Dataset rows
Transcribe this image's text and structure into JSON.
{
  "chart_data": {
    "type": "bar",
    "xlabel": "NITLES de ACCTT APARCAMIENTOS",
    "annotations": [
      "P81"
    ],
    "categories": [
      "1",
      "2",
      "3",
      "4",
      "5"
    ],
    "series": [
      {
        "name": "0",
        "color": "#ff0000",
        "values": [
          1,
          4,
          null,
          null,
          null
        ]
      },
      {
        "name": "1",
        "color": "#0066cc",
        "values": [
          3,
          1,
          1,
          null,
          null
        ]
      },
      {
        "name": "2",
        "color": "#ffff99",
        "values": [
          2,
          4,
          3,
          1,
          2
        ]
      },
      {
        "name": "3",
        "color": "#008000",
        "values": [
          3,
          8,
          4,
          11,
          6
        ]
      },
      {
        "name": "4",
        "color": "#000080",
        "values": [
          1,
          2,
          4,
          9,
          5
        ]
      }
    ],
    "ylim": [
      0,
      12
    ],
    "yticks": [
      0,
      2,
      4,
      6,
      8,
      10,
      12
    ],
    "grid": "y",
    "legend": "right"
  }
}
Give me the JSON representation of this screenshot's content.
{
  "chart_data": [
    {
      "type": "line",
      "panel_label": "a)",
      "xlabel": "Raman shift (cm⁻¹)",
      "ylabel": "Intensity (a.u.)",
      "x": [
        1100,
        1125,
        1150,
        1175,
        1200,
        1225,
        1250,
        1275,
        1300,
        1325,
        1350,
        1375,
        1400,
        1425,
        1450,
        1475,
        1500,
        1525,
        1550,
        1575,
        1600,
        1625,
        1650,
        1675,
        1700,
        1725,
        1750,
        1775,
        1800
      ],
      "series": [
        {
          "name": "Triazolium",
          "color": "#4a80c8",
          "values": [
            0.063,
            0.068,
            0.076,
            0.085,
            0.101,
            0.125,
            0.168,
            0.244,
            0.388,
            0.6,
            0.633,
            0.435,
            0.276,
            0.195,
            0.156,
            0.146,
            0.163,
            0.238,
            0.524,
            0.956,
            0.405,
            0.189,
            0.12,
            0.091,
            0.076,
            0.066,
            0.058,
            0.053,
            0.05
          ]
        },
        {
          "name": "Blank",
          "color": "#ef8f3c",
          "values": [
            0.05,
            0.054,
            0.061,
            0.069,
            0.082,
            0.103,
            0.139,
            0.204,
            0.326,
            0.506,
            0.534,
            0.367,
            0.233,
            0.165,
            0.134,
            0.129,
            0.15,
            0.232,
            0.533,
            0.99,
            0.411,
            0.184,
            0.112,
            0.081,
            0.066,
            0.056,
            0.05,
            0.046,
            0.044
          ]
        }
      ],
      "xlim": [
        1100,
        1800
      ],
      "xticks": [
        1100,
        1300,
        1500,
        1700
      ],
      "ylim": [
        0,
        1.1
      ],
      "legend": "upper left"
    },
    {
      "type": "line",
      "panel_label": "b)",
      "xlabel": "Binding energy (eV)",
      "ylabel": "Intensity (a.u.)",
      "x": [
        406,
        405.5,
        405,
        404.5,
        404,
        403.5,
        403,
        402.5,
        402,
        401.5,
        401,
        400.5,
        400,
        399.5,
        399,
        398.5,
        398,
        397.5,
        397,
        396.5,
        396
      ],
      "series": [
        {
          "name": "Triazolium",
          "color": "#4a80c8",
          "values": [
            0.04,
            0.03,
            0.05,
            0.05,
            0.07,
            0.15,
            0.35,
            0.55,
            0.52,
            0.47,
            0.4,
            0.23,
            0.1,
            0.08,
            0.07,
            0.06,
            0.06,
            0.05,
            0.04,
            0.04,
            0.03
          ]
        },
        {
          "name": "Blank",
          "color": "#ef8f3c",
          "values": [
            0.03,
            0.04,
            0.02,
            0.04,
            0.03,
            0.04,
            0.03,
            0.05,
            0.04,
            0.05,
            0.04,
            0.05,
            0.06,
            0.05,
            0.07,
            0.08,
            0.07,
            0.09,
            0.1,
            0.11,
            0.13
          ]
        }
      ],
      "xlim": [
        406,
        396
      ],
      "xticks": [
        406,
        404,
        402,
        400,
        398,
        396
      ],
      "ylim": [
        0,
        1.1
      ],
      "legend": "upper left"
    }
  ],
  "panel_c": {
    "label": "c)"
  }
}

▶ _Direction_:
Each line above that includes "this" counts once; state the total and nothing more.

▶ _Solved exercise_:
2